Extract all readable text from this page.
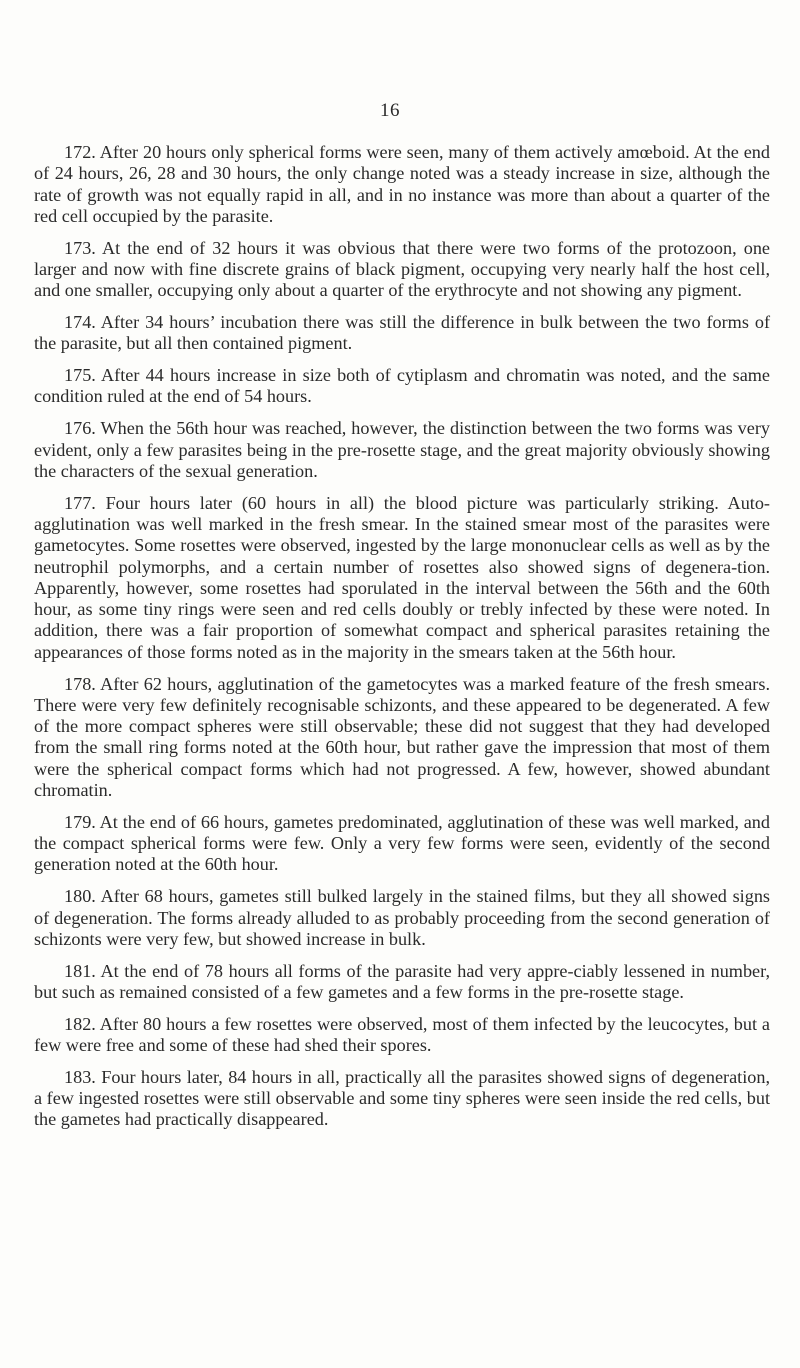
16

172. After 20 hours only spherical forms were seen, many of them actively amœboid. At the end of 24 hours, 26, 28 and 30 hours, the only change noted was a steady increase in size, although the rate of growth was not equally rapid in all, and in no instance was more than about a quarter of the red cell occupied by the parasite.

173. At the end of 32 hours it was obvious that there were two forms of the protozoon, one larger and now with fine discrete grains of black pigment, occupying very nearly half the host cell, and one smaller, occupying only about a quarter of the erythrocyte and not showing any pigment.

174. After 34 hours’ incubation there was still the difference in bulk between the two forms of the parasite, but all then contained pigment.

175. After 44 hours increase in size both of cytiplasm and chromatin was noted, and the same condition ruled at the end of 54 hours.

176. When the 56th hour was reached, however, the distinction between the two forms was very evident, only a few parasites being in the pre-rosette stage, and the great majority obviously showing the characters of the sexual generation.

177. Four hours later (60 hours in all) the blood picture was particularly striking. Auto-agglutination was well marked in the fresh smear. In the stained smear most of the parasites were gametocytes. Some rosettes were observed, ingested by the large mononuclear cells as well as by the neutrophil polymorphs, and a certain number of rosettes also showed signs of degenera-tion. Apparently, however, some rosettes had sporulated in the interval between the 56th and the 60th hour, as some tiny rings were seen and red cells doubly or trebly infected by these were noted. In addition, there was a fair proportion of somewhat compact and spherical parasites retaining the appearances of those forms noted as in the majority in the smears taken at the 56th hour.

178. After 62 hours, agglutination of the gametocytes was a marked feature of the fresh smears. There were very few definitely recognisable schizonts, and these appeared to be degenerated. A few of the more compact spheres were still observable; these did not suggest that they had developed from the small ring forms noted at the 60th hour, but rather gave the impression that most of them were the spherical compact forms which had not progressed. A few, however, showed abundant chromatin.

179. At the end of 66 hours, gametes predominated, agglutination of these was well marked, and the compact spherical forms were few. Only a very few forms were seen, evidently of the second generation noted at the 60th hour.

180. After 68 hours, gametes still bulked largely in the stained films, but they all showed signs of degeneration. The forms already alluded to as probably proceeding from the second generation of schizonts were very few, but showed increase in bulk.

181. At the end of 78 hours all forms of the parasite had very appre-ciably lessened in number, but such as remained consisted of a few gametes and a few forms in the pre-rosette stage.

182. After 80 hours a few rosettes were observed, most of them infected by the leucocytes, but a few were free and some of these had shed their spores.

183. Four hours later, 84 hours in all, practically all the parasites showed signs of degeneration, a few ingested rosettes were still observable and some tiny spheres were seen inside the red cells, but the gametes had practically disappeared.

[ASSIGNMENT]
Transcribe the listing above in full and exactly; no pictures belong in the copy.

[WRITTEN REPLY]
Extract all readable text from this page.
16

172. After 20 hours only spherical forms were seen, many of them actively amœboid. At the end of 24 hours, 26, 28 and 30 hours, the only change noted was a steady increase in size, although the rate of growth was not equally rapid in all, and in no instance was more than about a quarter of the red cell occupied by the parasite.

173. At the end of 32 hours it was obvious that there were two forms of the protozoon, one larger and now with fine discrete grains of black pigment, occupying very nearly half the host cell, and one smaller, occupying only about a quarter of the erythrocyte and not showing any pigment.

174. After 34 hours’ incubation there was still the difference in bulk between the two forms of the parasite, but all then contained pigment.

175. After 44 hours increase in size both of cytiplasm and chromatin was noted, and the same condition ruled at the end of 54 hours.

176. When the 56th hour was reached, however, the distinction between the two forms was very evident, only a few parasites being in the pre-rosette stage, and the great majority obviously showing the characters of the sexual generation.

177. Four hours later (60 hours in all) the blood picture was particularly striking. Auto-agglutination was well marked in the fresh smear. In the stained smear most of the parasites were gametocytes. Some rosettes were observed, ingested by the large mononuclear cells as well as by the neutrophil polymorphs, and a certain number of rosettes also showed signs of degenera-tion. Apparently, however, some rosettes had sporulated in the interval between the 56th and the 60th hour, as some tiny rings were seen and red cells doubly or trebly infected by these were noted. In addition, there was a fair proportion of somewhat compact and spherical parasites retaining the appearances of those forms noted as in the majority in the smears taken at the 56th hour.

178. After 62 hours, agglutination of the gametocytes was a marked feature of the fresh smears. There were very few definitely recognisable schizonts, and these appeared to be degenerated. A few of the more compact spheres were still observable; these did not suggest that they had developed from the small ring forms noted at the 60th hour, but rather gave the impression that most of them were the spherical compact forms which had not progressed. A few, however, showed abundant chromatin.

179. At the end of 66 hours, gametes predominated, agglutination of these was well marked, and the compact spherical forms were few. Only a very few forms were seen, evidently of the second generation noted at the 60th hour.

180. After 68 hours, gametes still bulked largely in the stained films, but they all showed signs of degeneration. The forms already alluded to as probably proceeding from the second generation of schizonts were very few, but showed increase in bulk.

181. At the end of 78 hours all forms of the parasite had very appre-ciably lessened in number, but such as remained consisted of a few gametes and a few forms in the pre-rosette stage.

182. After 80 hours a few rosettes were observed, most of them infected by the leucocytes, but a few were free and some of these had shed their spores.

183. Four hours later, 84 hours in all, practically all the parasites showed signs of degeneration, a few ingested rosettes were still observable and some tiny spheres were seen inside the red cells, but the gametes had practically disappeared.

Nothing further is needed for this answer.